• **GIVEN INSTRUCTION**
The listing below should be printed exactly, every line of it. Skip the pictures.

--- start GIVEN DATA ---

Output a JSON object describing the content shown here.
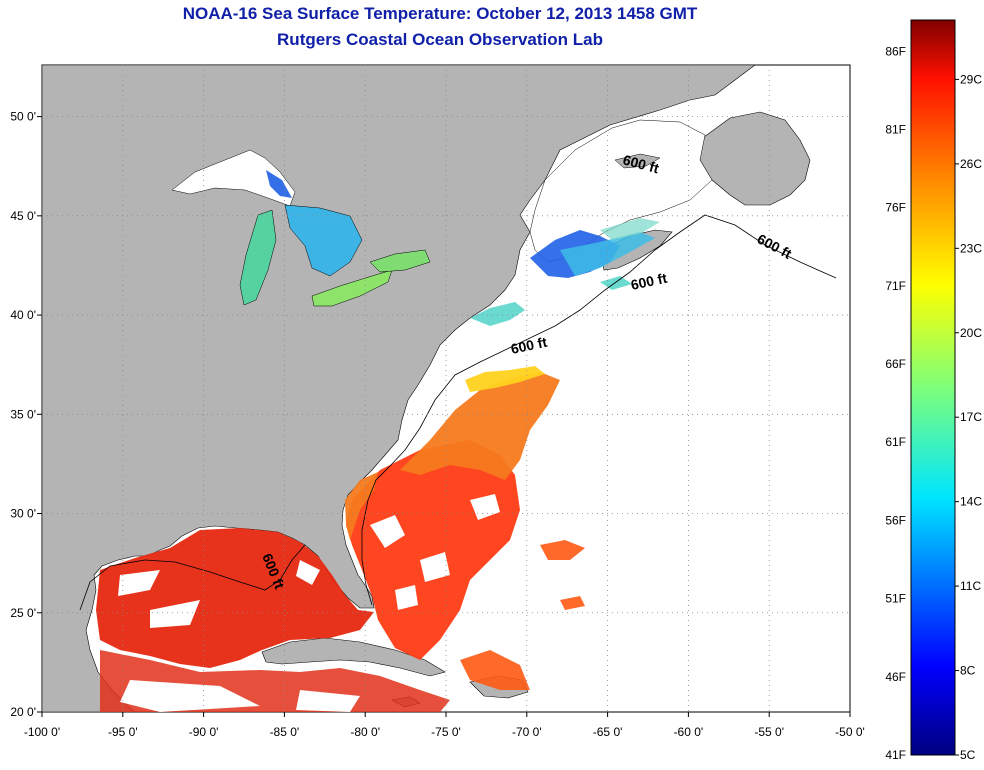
{
  "title": "NOAA-16 Sea Surface Temperature:  October 12, 2013 1458 GMT",
  "subtitle": "Rutgers Coastal Ocean Observation Lab",
  "lon_ticks": [
    "-100 0'",
    "-95 0'",
    "-90 0'",
    "-85 0'",
    "-80 0'",
    "-75 0'",
    "-70 0'",
    "-65 0'",
    "-60 0'",
    "-55 0'",
    "-50 0'"
  ],
  "lat_ticks": [
    "20 0'",
    "25 0'",
    "30 0'",
    "35 0'",
    "40 0'",
    "45 0'",
    "50 0'"
  ],
  "isobath_label": "600 ft",
  "colorbar": {
    "f_labels": [
      "86F",
      "81F",
      "76F",
      "71F",
      "66F",
      "61F",
      "56F",
      "51F",
      "46F",
      "41F"
    ],
    "c_labels": [
      "29C",
      "26C",
      "23C",
      "20C",
      "17C",
      "14C",
      "11C",
      "8C",
      "5C"
    ]
  },
  "colors": {
    "land": "#b4b4b4",
    "title": "#1020a8",
    "grid": "#888888"
  }
}
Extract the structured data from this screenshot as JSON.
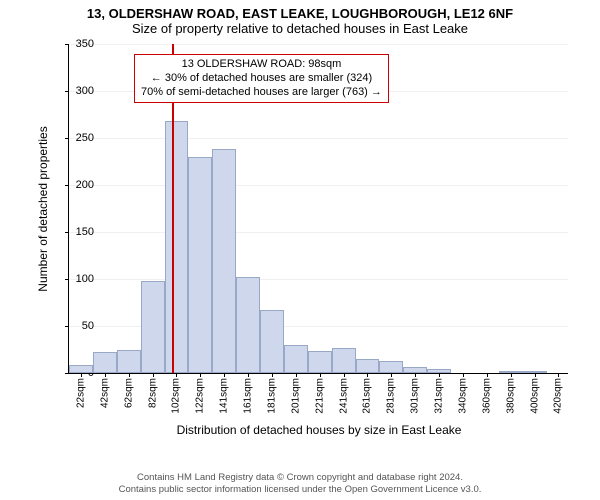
{
  "title_main": "13, OLDERSHAW ROAD, EAST LEAKE, LOUGHBOROUGH, LE12 6NF",
  "title_sub": "Size of property relative to detached houses in East Leake",
  "chart": {
    "type": "histogram",
    "ylabel": "Number of detached properties",
    "xlabel": "Distribution of detached houses by size in East Leake",
    "ylim": [
      0,
      350
    ],
    "ytick_step": 50,
    "background_color": "#ffffff",
    "grid_color": "#f0f0f0",
    "bar_fill": "#ced7eb",
    "bar_border": "#9aa8c8",
    "marker_color": "#cc0000",
    "marker_x": 98,
    "xlim": [
      12,
      430
    ],
    "bin_width": 20,
    "bins": [
      {
        "start": 12,
        "label": "22sqm",
        "value": 9
      },
      {
        "start": 32,
        "label": "42sqm",
        "value": 22
      },
      {
        "start": 52,
        "label": "62sqm",
        "value": 24
      },
      {
        "start": 72,
        "label": "82sqm",
        "value": 98
      },
      {
        "start": 92,
        "label": "102sqm",
        "value": 268
      },
      {
        "start": 112,
        "label": "122sqm",
        "value": 230
      },
      {
        "start": 132,
        "label": "141sqm",
        "value": 238
      },
      {
        "start": 152,
        "label": "161sqm",
        "value": 102
      },
      {
        "start": 172,
        "label": "181sqm",
        "value": 67
      },
      {
        "start": 192,
        "label": "201sqm",
        "value": 30
      },
      {
        "start": 212,
        "label": "221sqm",
        "value": 23
      },
      {
        "start": 232,
        "label": "241sqm",
        "value": 27
      },
      {
        "start": 252,
        "label": "261sqm",
        "value": 15
      },
      {
        "start": 272,
        "label": "281sqm",
        "value": 13
      },
      {
        "start": 292,
        "label": "301sqm",
        "value": 6
      },
      {
        "start": 312,
        "label": "321sqm",
        "value": 4
      },
      {
        "start": 332,
        "label": "340sqm",
        "value": 0
      },
      {
        "start": 352,
        "label": "360sqm",
        "value": 0
      },
      {
        "start": 372,
        "label": "380sqm",
        "value": 1
      },
      {
        "start": 392,
        "label": "400sqm",
        "value": 1
      },
      {
        "start": 412,
        "label": "420sqm",
        "value": 0
      }
    ],
    "annotation": {
      "lines": [
        "13 OLDERSHAW ROAD: 98sqm",
        "← 30% of detached houses are smaller (324)",
        "70% of semi-detached houses are larger (763) →"
      ]
    }
  },
  "footer_line1": "Contains HM Land Registry data © Crown copyright and database right 2024.",
  "footer_line2": "Contains public sector information licensed under the Open Government Licence v3.0."
}
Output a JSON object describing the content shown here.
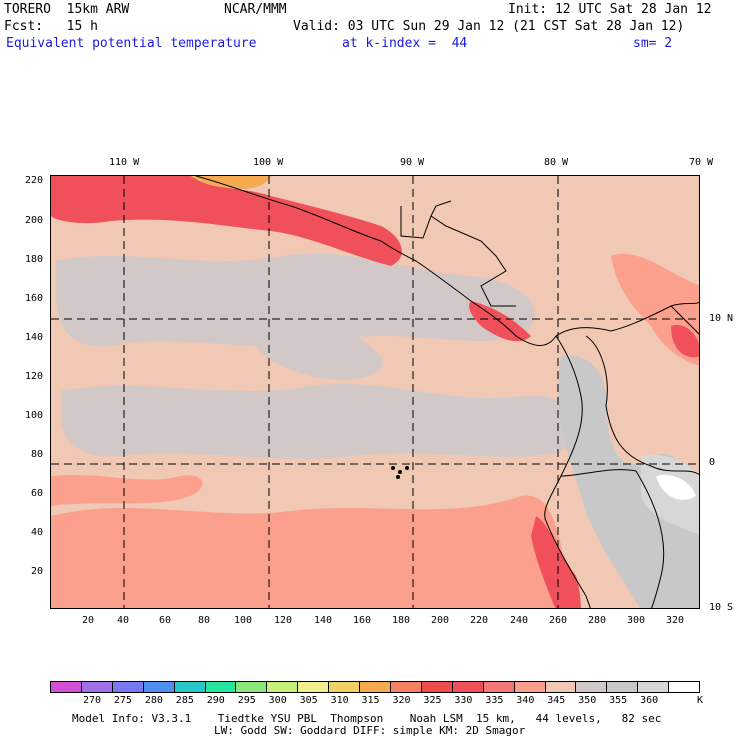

--- end GIVEN DATA ---

• **RESULT OF THE TASK**
Output a JSON object describing the content shown here.
{
  "title": "NOAA-16 Sea Surface Temperature:  October 12, 2013 1458 GMT",
  "subtitle": "Rutgers Coastal Ocean Observation Lab",
  "lon_ticks": [
    "-100 0'",
    "-95 0'",
    "-90 0'",
    "-85 0'",
    "-80 0'",
    "-75 0'",
    "-70 0'",
    "-65 0'",
    "-60 0'",
    "-55 0'",
    "-50 0'"
  ],
  "lat_ticks": [
    "20 0'",
    "25 0'",
    "30 0'",
    "35 0'",
    "40 0'",
    "45 0'",
    "50 0'"
  ],
  "isobath_label": "600 ft",
  "colorbar": {
    "f_labels": [
      "86F",
      "81F",
      "76F",
      "71F",
      "66F",
      "61F",
      "56F",
      "51F",
      "46F",
      "41F"
    ],
    "c_labels": [
      "29C",
      "26C",
      "23C",
      "20C",
      "17C",
      "14C",
      "11C",
      "8C",
      "5C"
    ]
  },
  "colors": {
    "land": "#b4b4b4",
    "title": "#1020a8",
    "grid": "#888888"
  }
}
Extract the structured data from this screenshot as JSON.
{
  "title_main": "13, OLDERSHAW ROAD, EAST LEAKE, LOUGHBOROUGH, LE12 6NF",
  "title_sub": "Size of property relative to detached houses in East Leake",
  "chart": {
    "type": "histogram",
    "ylabel": "Number of detached properties",
    "xlabel": "Distribution of detached houses by size in East Leake",
    "ylim": [
      0,
      350
    ],
    "ytick_step": 50,
    "background_color": "#ffffff",
    "grid_color": "#f0f0f0",
    "bar_fill": "#ced7eb",
    "bar_border": "#9aa8c8",
    "marker_color": "#cc0000",
    "marker_x": 98,
    "xlim": [
      12,
      430
    ],
    "bin_width": 20,
    "bins": [
      {
        "start": 12,
        "label": "22sqm",
        "value": 9
      },
      {
        "start": 32,
        "label": "42sqm",
        "value": 22
      },
      {
        "start": 52,
        "label": "62sqm",
        "value": 24
      },
      {
        "start": 72,
        "label": "82sqm",
        "value": 98
      },
      {
        "start": 92,
        "label": "102sqm",
        "value": 268
      },
      {
        "start": 112,
        "label": "122sqm",
        "value": 230
      },
      {
        "start": 132,
        "label": "141sqm",
        "value": 238
      },
      {
        "start": 152,
        "label": "161sqm",
        "value": 102
      },
      {
        "start": 172,
        "label": "181sqm",
        "value": 67
      },
      {
        "start": 192,
        "label": "201sqm",
        "value": 30
      },
      {
        "start": 212,
        "label": "221sqm",
        "value": 23
      },
      {
        "start": 232,
        "label": "241sqm",
        "value": 27
      },
      {
        "start": 252,
        "label": "261sqm",
        "value": 15
      },
      {
        "start": 272,
        "label": "281sqm",
        "value": 13
      },
      {
        "start": 292,
        "label": "301sqm",
        "value": 6
      },
      {
        "start": 312,
        "label": "321sqm",
        "value": 4
      },
      {
        "start": 332,
        "label": "340sqm",
        "value": 0
      },
      {
        "start": 352,
        "label": "360sqm",
        "value": 0
      },
      {
        "start": 372,
        "label": "380sqm",
        "value": 1
      },
      {
        "start": 392,
        "label": "400sqm",
        "value": 1
      },
      {
        "start": 412,
        "label": "420sqm",
        "value": 0
      }
    ],
    "annotation": {
      "lines": [
        "13 OLDERSHAW ROAD: 98sqm",
        "← 30% of detached houses are smaller (324)",
        "70% of semi-detached houses are larger (763) →"
      ]
    }
  },
  "footer_line1": "Contains HM Land Registry data © Crown copyright and database right 2024.",
  "footer_line2": "Contains public sector information licensed under the Open Government Licence v3.0."
}
Output a JSON object describing the content shown here.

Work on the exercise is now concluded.